▶ **Record extracts**:
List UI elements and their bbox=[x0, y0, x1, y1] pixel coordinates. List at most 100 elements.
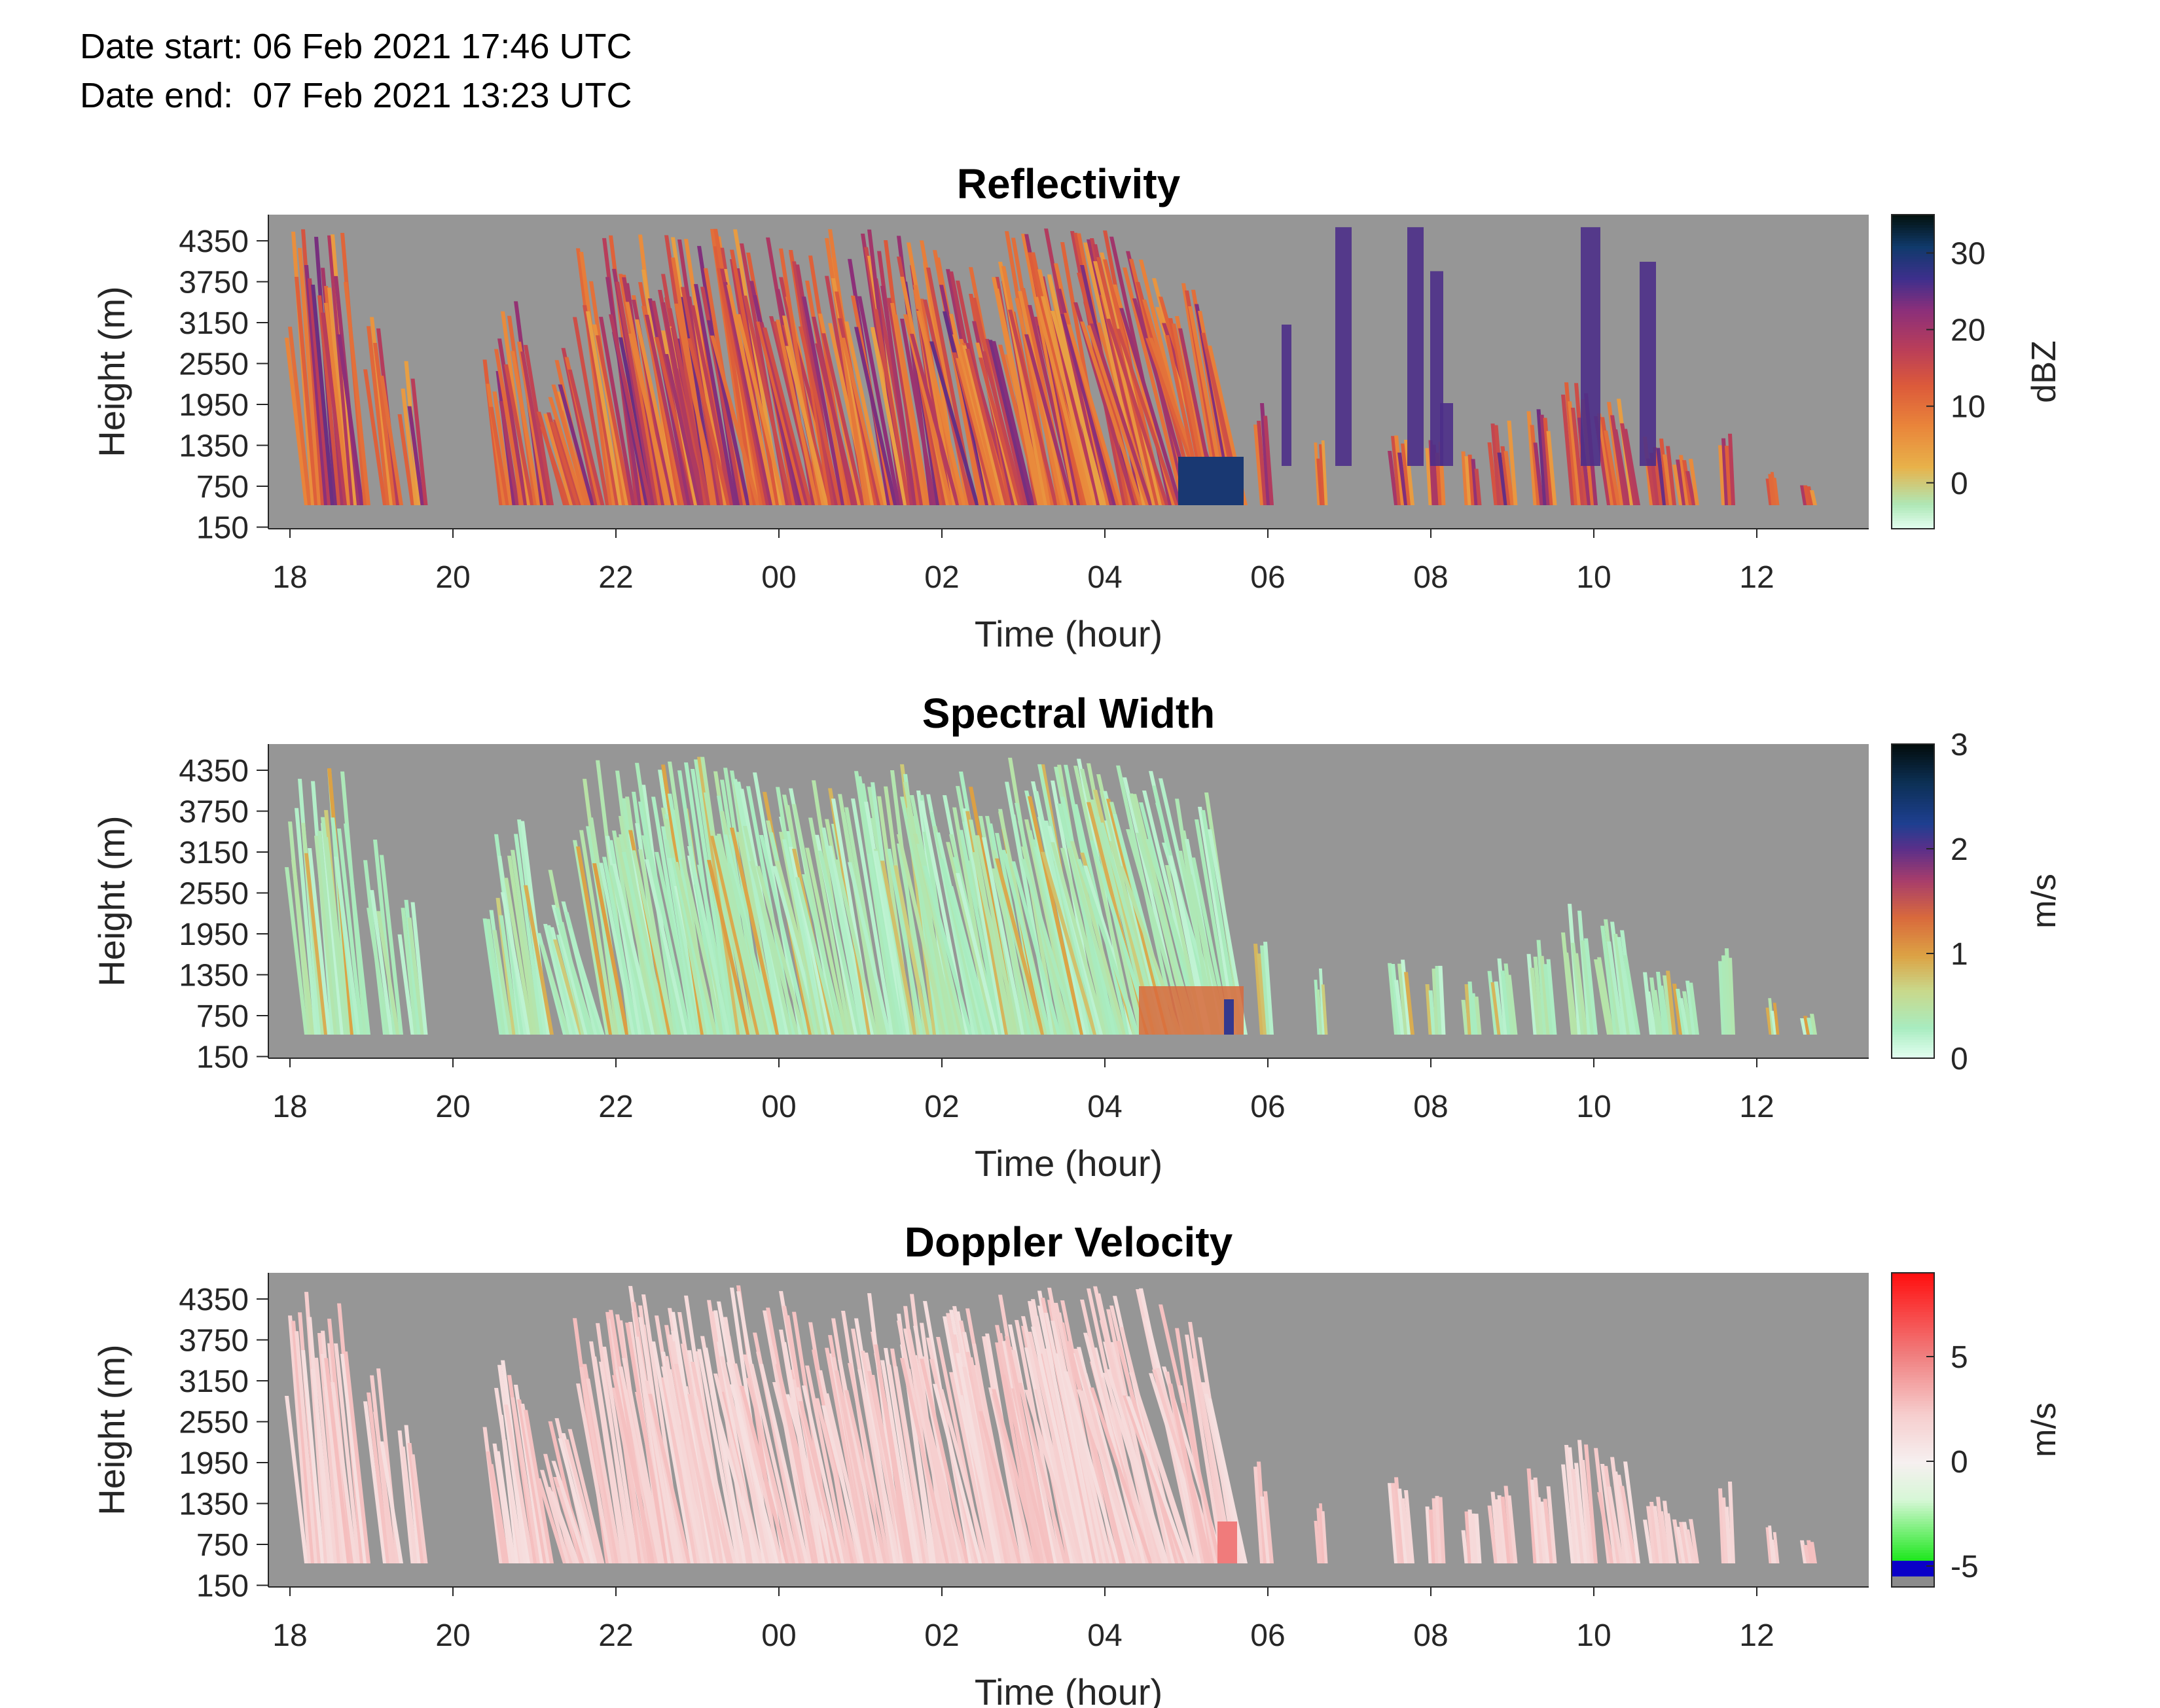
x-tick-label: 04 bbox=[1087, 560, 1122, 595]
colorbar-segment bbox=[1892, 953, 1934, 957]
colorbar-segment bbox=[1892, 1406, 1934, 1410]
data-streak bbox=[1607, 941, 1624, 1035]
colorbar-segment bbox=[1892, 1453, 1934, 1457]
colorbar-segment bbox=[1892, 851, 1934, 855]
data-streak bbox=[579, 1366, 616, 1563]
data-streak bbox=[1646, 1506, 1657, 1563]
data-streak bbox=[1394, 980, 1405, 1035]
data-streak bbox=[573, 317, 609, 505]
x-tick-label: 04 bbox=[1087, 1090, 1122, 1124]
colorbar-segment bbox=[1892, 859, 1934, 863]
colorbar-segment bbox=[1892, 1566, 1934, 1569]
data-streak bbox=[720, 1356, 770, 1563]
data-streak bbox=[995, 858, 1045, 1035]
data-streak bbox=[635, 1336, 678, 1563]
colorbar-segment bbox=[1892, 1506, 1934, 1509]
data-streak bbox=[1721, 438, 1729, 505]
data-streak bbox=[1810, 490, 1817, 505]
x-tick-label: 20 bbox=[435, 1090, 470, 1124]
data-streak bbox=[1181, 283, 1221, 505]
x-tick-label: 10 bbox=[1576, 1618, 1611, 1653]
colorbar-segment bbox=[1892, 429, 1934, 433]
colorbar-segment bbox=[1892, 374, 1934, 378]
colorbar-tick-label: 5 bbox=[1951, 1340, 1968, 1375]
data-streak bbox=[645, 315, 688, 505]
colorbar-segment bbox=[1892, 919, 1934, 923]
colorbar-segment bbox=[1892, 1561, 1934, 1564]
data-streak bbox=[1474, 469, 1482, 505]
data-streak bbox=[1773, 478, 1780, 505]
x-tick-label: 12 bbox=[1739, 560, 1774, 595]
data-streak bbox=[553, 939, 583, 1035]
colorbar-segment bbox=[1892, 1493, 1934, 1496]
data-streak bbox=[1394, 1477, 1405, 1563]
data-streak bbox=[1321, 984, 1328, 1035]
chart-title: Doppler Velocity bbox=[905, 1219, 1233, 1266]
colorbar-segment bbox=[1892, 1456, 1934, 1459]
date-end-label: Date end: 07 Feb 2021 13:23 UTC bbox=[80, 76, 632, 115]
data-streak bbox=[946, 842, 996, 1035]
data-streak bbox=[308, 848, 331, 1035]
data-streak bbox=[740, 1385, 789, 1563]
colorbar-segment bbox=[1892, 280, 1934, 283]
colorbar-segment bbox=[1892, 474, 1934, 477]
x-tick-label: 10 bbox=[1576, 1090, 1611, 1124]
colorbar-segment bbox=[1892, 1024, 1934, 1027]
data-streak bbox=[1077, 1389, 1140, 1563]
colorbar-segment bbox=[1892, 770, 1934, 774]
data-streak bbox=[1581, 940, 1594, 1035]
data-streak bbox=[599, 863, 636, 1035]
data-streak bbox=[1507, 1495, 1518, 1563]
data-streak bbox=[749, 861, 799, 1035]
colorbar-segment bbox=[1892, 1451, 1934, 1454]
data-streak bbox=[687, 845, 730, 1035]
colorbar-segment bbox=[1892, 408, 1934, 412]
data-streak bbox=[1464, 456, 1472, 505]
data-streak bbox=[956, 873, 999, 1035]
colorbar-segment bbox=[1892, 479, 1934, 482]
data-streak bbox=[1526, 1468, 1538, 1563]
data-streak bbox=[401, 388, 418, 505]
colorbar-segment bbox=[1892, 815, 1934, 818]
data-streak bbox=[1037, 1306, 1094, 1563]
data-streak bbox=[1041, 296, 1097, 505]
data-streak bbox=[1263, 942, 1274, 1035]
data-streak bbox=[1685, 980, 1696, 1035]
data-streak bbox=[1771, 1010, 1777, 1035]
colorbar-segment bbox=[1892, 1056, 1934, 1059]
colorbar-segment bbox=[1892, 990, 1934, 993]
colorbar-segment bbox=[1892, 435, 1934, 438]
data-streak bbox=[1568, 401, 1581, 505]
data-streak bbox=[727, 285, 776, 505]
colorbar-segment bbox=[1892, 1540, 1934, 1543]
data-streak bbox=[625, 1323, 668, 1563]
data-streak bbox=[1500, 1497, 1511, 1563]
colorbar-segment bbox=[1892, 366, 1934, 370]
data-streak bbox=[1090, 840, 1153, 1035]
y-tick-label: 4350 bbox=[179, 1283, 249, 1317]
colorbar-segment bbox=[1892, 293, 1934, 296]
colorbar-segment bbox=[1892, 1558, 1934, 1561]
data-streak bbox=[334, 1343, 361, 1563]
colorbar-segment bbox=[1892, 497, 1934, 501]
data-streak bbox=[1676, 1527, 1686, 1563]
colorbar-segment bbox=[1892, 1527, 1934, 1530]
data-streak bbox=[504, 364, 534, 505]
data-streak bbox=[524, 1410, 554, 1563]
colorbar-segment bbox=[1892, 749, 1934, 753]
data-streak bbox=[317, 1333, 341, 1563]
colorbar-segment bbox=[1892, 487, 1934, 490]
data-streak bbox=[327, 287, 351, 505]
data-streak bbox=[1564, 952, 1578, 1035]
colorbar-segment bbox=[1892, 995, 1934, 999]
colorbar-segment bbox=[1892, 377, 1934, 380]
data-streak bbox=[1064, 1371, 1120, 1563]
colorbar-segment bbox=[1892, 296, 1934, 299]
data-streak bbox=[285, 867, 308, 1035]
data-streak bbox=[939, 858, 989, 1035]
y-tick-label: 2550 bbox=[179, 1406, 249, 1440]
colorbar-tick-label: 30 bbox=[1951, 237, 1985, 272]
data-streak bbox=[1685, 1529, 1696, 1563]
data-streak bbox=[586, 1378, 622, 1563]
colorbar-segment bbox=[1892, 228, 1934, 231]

▶ **Requirement**: Rewrite every row above with each "data-streak" replaced by "signal-streak", changing nothing else. Leave the pictures out.

▶ **Output of the exercise**:
List UI elements and their bbox=[x0, y0, x1, y1] pixel coordinates. List at most 100 elements.
x-tick-label: 04 bbox=[1087, 560, 1122, 595]
colorbar-segment bbox=[1892, 953, 1934, 957]
colorbar-segment bbox=[1892, 1406, 1934, 1410]
signal-streak bbox=[1607, 941, 1624, 1035]
colorbar-segment bbox=[1892, 1453, 1934, 1457]
colorbar-segment bbox=[1892, 851, 1934, 855]
signal-streak bbox=[579, 1366, 616, 1563]
signal-streak bbox=[1646, 1506, 1657, 1563]
signal-streak bbox=[1394, 980, 1405, 1035]
signal-streak bbox=[573, 317, 609, 505]
x-tick-label: 04 bbox=[1087, 1090, 1122, 1124]
colorbar-segment bbox=[1892, 859, 1934, 863]
colorbar-segment bbox=[1892, 1566, 1934, 1569]
signal-streak bbox=[720, 1356, 770, 1563]
signal-streak bbox=[995, 858, 1045, 1035]
signal-streak bbox=[635, 1336, 678, 1563]
colorbar-segment bbox=[1892, 1506, 1934, 1509]
signal-streak bbox=[1721, 438, 1729, 505]
signal-streak bbox=[1810, 490, 1817, 505]
x-tick-label: 20 bbox=[435, 1090, 470, 1124]
signal-streak bbox=[1181, 283, 1221, 505]
x-tick-label: 10 bbox=[1576, 1618, 1611, 1653]
colorbar-segment bbox=[1892, 429, 1934, 433]
colorbar-segment bbox=[1892, 374, 1934, 378]
colorbar-tick-label: 5 bbox=[1951, 1340, 1968, 1375]
signal-streak bbox=[645, 315, 688, 505]
colorbar-segment bbox=[1892, 919, 1934, 923]
colorbar-segment bbox=[1892, 1561, 1934, 1564]
signal-streak bbox=[1474, 469, 1482, 505]
signal-streak bbox=[1773, 478, 1780, 505]
x-tick-label: 12 bbox=[1739, 560, 1774, 595]
signal-streak bbox=[553, 939, 583, 1035]
colorbar-segment bbox=[1892, 1493, 1934, 1496]
signal-streak bbox=[1394, 1477, 1405, 1563]
signal-streak bbox=[1321, 984, 1328, 1035]
chart-title: Doppler Velocity bbox=[905, 1219, 1233, 1266]
colorbar-segment bbox=[1892, 1456, 1934, 1459]
date-end-label: Date end: 07 Feb 2021 13:23 UTC bbox=[80, 76, 632, 115]
signal-streak bbox=[946, 842, 996, 1035]
signal-streak bbox=[308, 848, 331, 1035]
signal-streak bbox=[740, 1385, 789, 1563]
colorbar-segment bbox=[1892, 280, 1934, 283]
colorbar-segment bbox=[1892, 474, 1934, 477]
x-tick-label: 10 bbox=[1576, 1090, 1611, 1124]
colorbar-segment bbox=[1892, 1024, 1934, 1027]
signal-streak bbox=[1077, 1389, 1140, 1563]
colorbar-segment bbox=[1892, 770, 1934, 774]
signal-streak bbox=[1581, 940, 1594, 1035]
signal-streak bbox=[599, 863, 636, 1035]
signal-streak bbox=[1507, 1495, 1518, 1563]
signal-streak bbox=[749, 861, 799, 1035]
colorbar-segment bbox=[1892, 1451, 1934, 1454]
signal-streak bbox=[687, 845, 730, 1035]
colorbar-segment bbox=[1892, 408, 1934, 412]
signal-streak bbox=[1464, 456, 1472, 505]
signal-streak bbox=[956, 873, 999, 1035]
colorbar-segment bbox=[1892, 479, 1934, 482]
signal-streak bbox=[1526, 1468, 1538, 1563]
signal-streak bbox=[401, 388, 418, 505]
colorbar-segment bbox=[1892, 815, 1934, 818]
signal-streak bbox=[1037, 1306, 1094, 1563]
signal-streak bbox=[1041, 296, 1097, 505]
signal-streak bbox=[1263, 942, 1274, 1035]
signal-streak bbox=[1685, 980, 1696, 1035]
signal-streak bbox=[1771, 1010, 1777, 1035]
colorbar-segment bbox=[1892, 1056, 1934, 1059]
colorbar-segment bbox=[1892, 990, 1934, 993]
colorbar-segment bbox=[1892, 435, 1934, 438]
signal-streak bbox=[1568, 401, 1581, 505]
signal-streak bbox=[727, 285, 776, 505]
colorbar-segment bbox=[1892, 1540, 1934, 1543]
signal-streak bbox=[625, 1323, 668, 1563]
signal-streak bbox=[1500, 1497, 1511, 1563]
colorbar-segment bbox=[1892, 366, 1934, 370]
signal-streak bbox=[1090, 840, 1153, 1035]
y-tick-label: 4350 bbox=[179, 1283, 249, 1317]
colorbar-segment bbox=[1892, 293, 1934, 296]
colorbar-segment bbox=[1892, 1558, 1934, 1561]
signal-streak bbox=[334, 1343, 361, 1563]
colorbar-segment bbox=[1892, 497, 1934, 501]
signal-streak bbox=[1676, 1527, 1686, 1563]
colorbar-segment bbox=[1892, 1527, 1934, 1530]
signal-streak bbox=[504, 364, 534, 505]
signal-streak bbox=[524, 1410, 554, 1563]
colorbar-segment bbox=[1892, 749, 1934, 753]
signal-streak bbox=[317, 1333, 341, 1563]
colorbar-segment bbox=[1892, 487, 1934, 490]
signal-streak bbox=[327, 287, 351, 505]
signal-streak bbox=[1564, 952, 1578, 1035]
colorbar-segment bbox=[1892, 995, 1934, 999]
colorbar-segment bbox=[1892, 377, 1934, 380]
signal-streak bbox=[1064, 1371, 1120, 1563]
colorbar-segment bbox=[1892, 296, 1934, 299]
signal-streak bbox=[285, 867, 308, 1035]
signal-streak bbox=[939, 858, 989, 1035]
y-tick-label: 2550 bbox=[179, 1406, 249, 1440]
colorbar-tick-label: 30 bbox=[1951, 237, 1985, 272]
signal-streak bbox=[1685, 1529, 1696, 1563]
signal-streak bbox=[586, 1378, 622, 1563]
colorbar-segment bbox=[1892, 228, 1934, 231]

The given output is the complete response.